▸ SUPPLIED DATA

+ + +

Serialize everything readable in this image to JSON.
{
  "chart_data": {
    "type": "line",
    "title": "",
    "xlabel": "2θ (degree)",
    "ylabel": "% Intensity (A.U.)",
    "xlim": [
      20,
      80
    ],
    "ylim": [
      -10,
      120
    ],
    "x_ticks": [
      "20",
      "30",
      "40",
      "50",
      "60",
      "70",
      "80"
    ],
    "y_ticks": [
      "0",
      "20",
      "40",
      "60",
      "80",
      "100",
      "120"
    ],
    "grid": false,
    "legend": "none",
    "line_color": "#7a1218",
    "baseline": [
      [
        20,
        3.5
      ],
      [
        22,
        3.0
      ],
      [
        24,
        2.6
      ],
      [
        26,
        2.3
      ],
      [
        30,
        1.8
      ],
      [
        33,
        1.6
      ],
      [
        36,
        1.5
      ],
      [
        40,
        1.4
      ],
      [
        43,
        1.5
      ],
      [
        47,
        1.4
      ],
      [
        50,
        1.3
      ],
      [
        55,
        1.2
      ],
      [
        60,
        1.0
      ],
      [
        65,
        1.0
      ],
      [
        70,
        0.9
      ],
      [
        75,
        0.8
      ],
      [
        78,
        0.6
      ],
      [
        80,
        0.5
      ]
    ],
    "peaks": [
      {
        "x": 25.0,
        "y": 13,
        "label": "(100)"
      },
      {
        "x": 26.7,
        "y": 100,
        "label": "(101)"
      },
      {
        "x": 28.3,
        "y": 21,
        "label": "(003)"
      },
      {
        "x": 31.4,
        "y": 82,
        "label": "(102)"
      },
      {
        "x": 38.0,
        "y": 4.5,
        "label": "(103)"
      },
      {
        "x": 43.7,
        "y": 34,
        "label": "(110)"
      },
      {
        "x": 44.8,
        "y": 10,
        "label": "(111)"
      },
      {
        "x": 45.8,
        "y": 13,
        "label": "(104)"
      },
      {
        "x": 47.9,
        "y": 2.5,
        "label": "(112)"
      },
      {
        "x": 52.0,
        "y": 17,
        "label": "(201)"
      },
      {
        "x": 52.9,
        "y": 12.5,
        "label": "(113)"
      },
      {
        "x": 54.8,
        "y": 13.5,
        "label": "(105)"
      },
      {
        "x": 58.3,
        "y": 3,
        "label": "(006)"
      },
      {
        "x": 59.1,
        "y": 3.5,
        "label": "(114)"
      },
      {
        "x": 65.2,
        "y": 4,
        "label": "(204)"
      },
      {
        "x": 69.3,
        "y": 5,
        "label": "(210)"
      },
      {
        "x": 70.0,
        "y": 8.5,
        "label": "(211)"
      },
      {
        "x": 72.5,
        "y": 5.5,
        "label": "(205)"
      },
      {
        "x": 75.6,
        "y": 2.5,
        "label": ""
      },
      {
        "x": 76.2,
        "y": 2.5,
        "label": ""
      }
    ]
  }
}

+ + +

Output the data above exactly, please, line for line.

Serialize everything readable in this image to JSON.
{
  "chart_data": {
    "type": "line",
    "title": "",
    "xlabel": "2θ (degree)",
    "ylabel": "% Intensity (A.U.)",
    "xlim": [
      20,
      80
    ],
    "ylim": [
      -10,
      120
    ],
    "x_ticks": [
      "20",
      "30",
      "40",
      "50",
      "60",
      "70",
      "80"
    ],
    "y_ticks": [
      "0",
      "20",
      "40",
      "60",
      "80",
      "100",
      "120"
    ],
    "grid": false,
    "legend": "none",
    "line_color": "#7a1218",
    "baseline": [
      [
        20,
        3.5
      ],
      [
        22,
        3.0
      ],
      [
        24,
        2.6
      ],
      [
        26,
        2.3
      ],
      [
        30,
        1.8
      ],
      [
        33,
        1.6
      ],
      [
        36,
        1.5
      ],
      [
        40,
        1.4
      ],
      [
        43,
        1.5
      ],
      [
        47,
        1.4
      ],
      [
        50,
        1.3
      ],
      [
        55,
        1.2
      ],
      [
        60,
        1.0
      ],
      [
        65,
        1.0
      ],
      [
        70,
        0.9
      ],
      [
        75,
        0.8
      ],
      [
        78,
        0.6
      ],
      [
        80,
        0.5
      ]
    ],
    "peaks": [
      {
        "x": 25.0,
        "y": 13,
        "label": "(100)"
      },
      {
        "x": 26.7,
        "y": 100,
        "label": "(101)"
      },
      {
        "x": 28.3,
        "y": 21,
        "label": "(003)"
      },
      {
        "x": 31.4,
        "y": 82,
        "label": "(102)"
      },
      {
        "x": 38.0,
        "y": 4.5,
        "label": "(103)"
      },
      {
        "x": 43.7,
        "y": 34,
        "label": "(110)"
      },
      {
        "x": 44.8,
        "y": 10,
        "label": "(111)"
      },
      {
        "x": 45.8,
        "y": 13,
        "label": "(104)"
      },
      {
        "x": 47.9,
        "y": 2.5,
        "label": "(112)"
      },
      {
        "x": 52.0,
        "y": 17,
        "label": "(201)"
      },
      {
        "x": 52.9,
        "y": 12.5,
        "label": "(113)"
      },
      {
        "x": 54.8,
        "y": 13.5,
        "label": "(105)"
      },
      {
        "x": 58.3,
        "y": 3,
        "label": "(006)"
      },
      {
        "x": 59.1,
        "y": 3.5,
        "label": "(114)"
      },
      {
        "x": 65.2,
        "y": 4,
        "label": "(204)"
      },
      {
        "x": 69.3,
        "y": 5,
        "label": "(210)"
      },
      {
        "x": 70.0,
        "y": 8.5,
        "label": "(211)"
      },
      {
        "x": 72.5,
        "y": 5.5,
        "label": "(205)"
      },
      {
        "x": 75.6,
        "y": 2.5,
        "label": ""
      },
      {
        "x": 76.2,
        "y": 2.5,
        "label": ""
      }
    ]
  }
}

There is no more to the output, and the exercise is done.